Task statement: Look over the lines below. Report each one that includes the string "contacteur".

(Dataset entries)
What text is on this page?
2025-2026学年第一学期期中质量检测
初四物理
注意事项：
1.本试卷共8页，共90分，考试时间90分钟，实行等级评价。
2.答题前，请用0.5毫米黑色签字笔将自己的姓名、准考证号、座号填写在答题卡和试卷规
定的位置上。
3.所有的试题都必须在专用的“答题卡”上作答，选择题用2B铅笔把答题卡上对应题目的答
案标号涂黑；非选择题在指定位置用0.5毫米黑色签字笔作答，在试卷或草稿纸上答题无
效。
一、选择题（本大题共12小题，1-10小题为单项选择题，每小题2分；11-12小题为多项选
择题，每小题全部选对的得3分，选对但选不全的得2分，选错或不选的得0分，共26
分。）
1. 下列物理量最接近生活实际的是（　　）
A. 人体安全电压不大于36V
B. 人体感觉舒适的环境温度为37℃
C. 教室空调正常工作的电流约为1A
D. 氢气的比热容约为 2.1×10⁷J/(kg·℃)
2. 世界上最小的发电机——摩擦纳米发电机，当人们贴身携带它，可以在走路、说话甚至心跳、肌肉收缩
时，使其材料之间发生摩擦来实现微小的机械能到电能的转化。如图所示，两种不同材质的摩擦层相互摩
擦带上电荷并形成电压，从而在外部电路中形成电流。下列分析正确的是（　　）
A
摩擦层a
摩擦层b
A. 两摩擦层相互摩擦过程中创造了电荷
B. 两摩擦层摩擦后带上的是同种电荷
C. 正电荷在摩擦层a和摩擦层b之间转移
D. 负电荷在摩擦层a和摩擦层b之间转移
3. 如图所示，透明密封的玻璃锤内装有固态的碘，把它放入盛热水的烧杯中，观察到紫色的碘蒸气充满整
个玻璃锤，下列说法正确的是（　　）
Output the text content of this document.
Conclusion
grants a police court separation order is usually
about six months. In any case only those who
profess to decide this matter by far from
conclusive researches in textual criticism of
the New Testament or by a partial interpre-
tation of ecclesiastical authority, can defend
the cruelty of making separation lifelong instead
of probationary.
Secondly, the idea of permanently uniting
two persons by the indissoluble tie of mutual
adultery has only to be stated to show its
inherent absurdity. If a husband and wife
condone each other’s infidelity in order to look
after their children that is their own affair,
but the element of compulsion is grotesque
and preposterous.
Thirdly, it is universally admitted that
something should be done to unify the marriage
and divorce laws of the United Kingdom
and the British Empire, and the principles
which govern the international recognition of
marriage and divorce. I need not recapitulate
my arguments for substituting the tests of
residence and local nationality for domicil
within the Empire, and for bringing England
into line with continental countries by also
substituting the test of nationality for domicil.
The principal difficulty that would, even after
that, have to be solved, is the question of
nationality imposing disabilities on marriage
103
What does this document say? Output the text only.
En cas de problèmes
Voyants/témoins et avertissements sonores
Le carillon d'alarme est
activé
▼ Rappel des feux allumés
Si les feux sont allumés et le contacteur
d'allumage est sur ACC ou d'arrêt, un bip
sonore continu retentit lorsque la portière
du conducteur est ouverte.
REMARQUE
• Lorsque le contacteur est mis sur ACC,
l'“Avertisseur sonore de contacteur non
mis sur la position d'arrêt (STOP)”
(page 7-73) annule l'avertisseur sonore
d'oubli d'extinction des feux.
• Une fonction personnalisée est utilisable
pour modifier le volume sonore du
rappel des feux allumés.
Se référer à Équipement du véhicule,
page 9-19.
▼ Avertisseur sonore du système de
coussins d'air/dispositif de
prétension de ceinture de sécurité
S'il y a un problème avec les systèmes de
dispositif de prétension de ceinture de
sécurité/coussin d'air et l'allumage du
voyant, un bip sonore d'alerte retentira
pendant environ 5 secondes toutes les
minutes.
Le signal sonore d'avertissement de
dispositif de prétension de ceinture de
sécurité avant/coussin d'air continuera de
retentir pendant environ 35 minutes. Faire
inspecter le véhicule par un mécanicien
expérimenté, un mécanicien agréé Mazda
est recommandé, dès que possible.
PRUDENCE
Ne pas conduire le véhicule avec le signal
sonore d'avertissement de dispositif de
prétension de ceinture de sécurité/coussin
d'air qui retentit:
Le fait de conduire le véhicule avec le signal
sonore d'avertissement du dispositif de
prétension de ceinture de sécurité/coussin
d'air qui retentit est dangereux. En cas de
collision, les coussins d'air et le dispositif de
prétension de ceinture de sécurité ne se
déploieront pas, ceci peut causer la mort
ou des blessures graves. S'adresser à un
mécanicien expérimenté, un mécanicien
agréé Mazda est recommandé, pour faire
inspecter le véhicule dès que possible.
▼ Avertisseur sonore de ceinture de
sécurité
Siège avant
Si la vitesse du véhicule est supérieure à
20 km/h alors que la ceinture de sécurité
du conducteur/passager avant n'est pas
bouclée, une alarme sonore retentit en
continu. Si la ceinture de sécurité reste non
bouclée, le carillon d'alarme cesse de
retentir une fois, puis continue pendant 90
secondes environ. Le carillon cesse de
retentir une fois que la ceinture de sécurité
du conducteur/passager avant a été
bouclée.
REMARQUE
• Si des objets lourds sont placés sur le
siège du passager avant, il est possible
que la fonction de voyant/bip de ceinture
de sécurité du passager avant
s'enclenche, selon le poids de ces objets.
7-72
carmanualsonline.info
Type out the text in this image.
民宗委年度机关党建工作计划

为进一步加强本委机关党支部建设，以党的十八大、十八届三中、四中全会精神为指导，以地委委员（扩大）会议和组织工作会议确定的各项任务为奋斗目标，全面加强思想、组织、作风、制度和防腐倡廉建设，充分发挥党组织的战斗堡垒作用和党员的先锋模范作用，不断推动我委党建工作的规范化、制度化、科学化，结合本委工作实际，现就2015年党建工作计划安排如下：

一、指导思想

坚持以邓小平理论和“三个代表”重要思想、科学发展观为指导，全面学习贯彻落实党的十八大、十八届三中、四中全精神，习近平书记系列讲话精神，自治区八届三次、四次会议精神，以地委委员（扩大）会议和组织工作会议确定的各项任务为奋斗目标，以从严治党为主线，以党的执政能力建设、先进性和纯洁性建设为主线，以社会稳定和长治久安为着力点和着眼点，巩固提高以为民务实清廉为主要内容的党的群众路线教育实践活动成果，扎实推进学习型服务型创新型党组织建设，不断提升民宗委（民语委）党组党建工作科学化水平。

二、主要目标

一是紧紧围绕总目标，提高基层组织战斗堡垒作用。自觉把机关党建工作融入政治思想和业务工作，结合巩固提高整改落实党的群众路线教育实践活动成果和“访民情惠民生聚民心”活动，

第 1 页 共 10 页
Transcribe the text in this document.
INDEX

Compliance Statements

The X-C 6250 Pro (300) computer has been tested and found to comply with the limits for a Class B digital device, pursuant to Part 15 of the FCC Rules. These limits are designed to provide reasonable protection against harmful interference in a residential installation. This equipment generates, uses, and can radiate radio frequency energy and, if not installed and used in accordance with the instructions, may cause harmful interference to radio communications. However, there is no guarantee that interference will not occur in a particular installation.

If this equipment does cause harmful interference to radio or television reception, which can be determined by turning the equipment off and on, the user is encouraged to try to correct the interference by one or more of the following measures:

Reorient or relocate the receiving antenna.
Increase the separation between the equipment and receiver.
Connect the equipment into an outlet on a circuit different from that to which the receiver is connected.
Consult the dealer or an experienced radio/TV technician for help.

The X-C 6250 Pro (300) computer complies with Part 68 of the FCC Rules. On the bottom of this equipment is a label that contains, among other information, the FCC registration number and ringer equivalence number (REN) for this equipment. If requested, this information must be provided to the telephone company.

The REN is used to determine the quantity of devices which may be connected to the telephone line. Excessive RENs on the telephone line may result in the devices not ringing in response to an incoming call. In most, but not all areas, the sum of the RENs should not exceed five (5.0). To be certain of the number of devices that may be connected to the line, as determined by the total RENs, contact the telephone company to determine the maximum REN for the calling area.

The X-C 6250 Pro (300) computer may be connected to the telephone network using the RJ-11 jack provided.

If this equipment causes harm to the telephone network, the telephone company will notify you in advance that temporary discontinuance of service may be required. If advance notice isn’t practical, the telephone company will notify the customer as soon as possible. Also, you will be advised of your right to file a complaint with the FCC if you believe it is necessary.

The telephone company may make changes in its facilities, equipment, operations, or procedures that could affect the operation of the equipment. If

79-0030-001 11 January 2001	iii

Answer below:
Si les feux sont allumés et le contacteur
• Lorsque le contacteur est mis sur ACC,
l'“Avertisseur sonore de contacteur non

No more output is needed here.